**THE INPUT:**

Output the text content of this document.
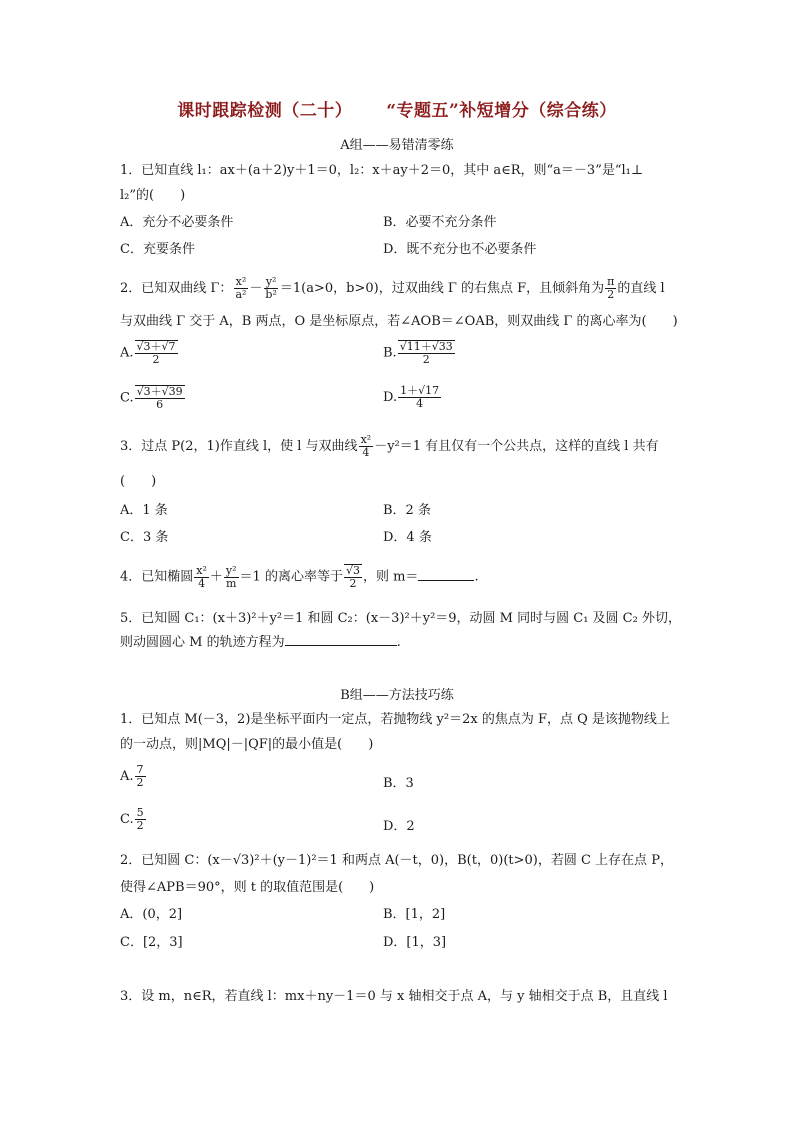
课时跟踪检测（二十） “专题五”补短增分（综合练）
A组——易错清零练
1．已知直线 l₁：ax＋(a＋2)y＋1＝0，l₂：x＋ay＋2＝0，其中 a∈R，则“a＝－3”是“l₁⊥
l₂”的(　　)
A．充分不必要条件	B．必要不充分条件
C．充要条件	D．既不充分也不必要条件
2．已知双曲线 Γ： $\frac{\text{x²}}{\text{a²}} - \frac{\text{y²}}{\text{b²}} =1(a>0$，b>0)，过双曲线 Γ 的右焦点 F，且倾斜角为 $\frac{\pi}{2}$ 的直线 l
与双曲线 Γ 交于 A，B 两点，O 是坐标原点，若∠AOB＝∠OAB，则双曲线 Γ 的离心率为(　　)
A. $\frac{√3+√7}{2}$	B. $\frac{√11+√33}{2}$
C. $\frac{√3+√39}{6}$	D. $\frac{1+√17}{4}$
3．过点 P(2，1)作直线 l，使 l 与双曲线 $\frac{\text{x²}}{4} -y^2=1$ 有且仅有一个公共点，这样的直线 l 共有
(　　)
A．1 条	B．2 条
C．3 条	D．4 条
4．已知椭圆 $\frac{\text{x²}}{4} + \frac{\text{y²}}{m} =1$ 的离心率等于 $\frac{√3}{2}$ ，则 m＝	.
5．已知圆 C₁：(x＋3)²＋y²＝1 和圆 C₂：(x－3)²＋y²＝9，动圆 M 同时与圆 C₁ 及圆 C₂ 外切，
则动圆圆心 M 的轨迹方程为	.
B组——方法技巧练
1．已知点 M(－3，2)是坐标平面内一定点，若抛物线 y²＝2x 的焦点为 F，点 Q 是该抛物线上
的一动点，则|MQ|－|QF|的最小值是(　　)
A. $\frac{7}{2}$	B．3
C. $\frac{5}{2}$	D．2
2．已知圆 C：(x－√3)²＋(y－1)²＝1 和两点 A(－t，0)，B(t，0)(t>0)，若圆 C 上存在点 P，
使得∠APB＝90°，则 t 的取值范围是(　　)
A．(0，2]	B．[1，2]
C．[2，3]	D．[1，3]
3．设 m，n∈R，若直线 l：mx＋ny－1＝0 与 x 轴相交于点 A，与 y 轴相交于点 B，且直线 l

**EXERCISE INSTRUCTIONS:** Each line holding "frac" must be found and copied.

**RESULT OF THIS EXERCISE:**
2．已知双曲线 Γ： $\frac{\text{x²}}{\text{a²}} - \frac{\text{y²}}{\text{b²}} =1(a>0$，b>0)，过双曲线 Γ 的右焦点 F，且倾斜角为 $\frac{\pi}{2}$ 的直线 l
A. $\frac{√3+√7}{2}$	B. $\frac{√11+√33}{2}$
C. $\frac{√3+√39}{6}$	D. $\frac{1+√17}{4}$
3．过点 P(2，1)作直线 l，使 l 与双曲线 $\frac{\text{x²}}{4} -y^2=1$ 有且仅有一个公共点，这样的直线 l 共有
4．已知椭圆 $\frac{\text{x²}}{4} + \frac{\text{y²}}{m} =1$ 的离心率等于 $\frac{√3}{2}$ ，则 m＝	.
A. $\frac{7}{2}$	B．3
C. $\frac{5}{2}$	D．2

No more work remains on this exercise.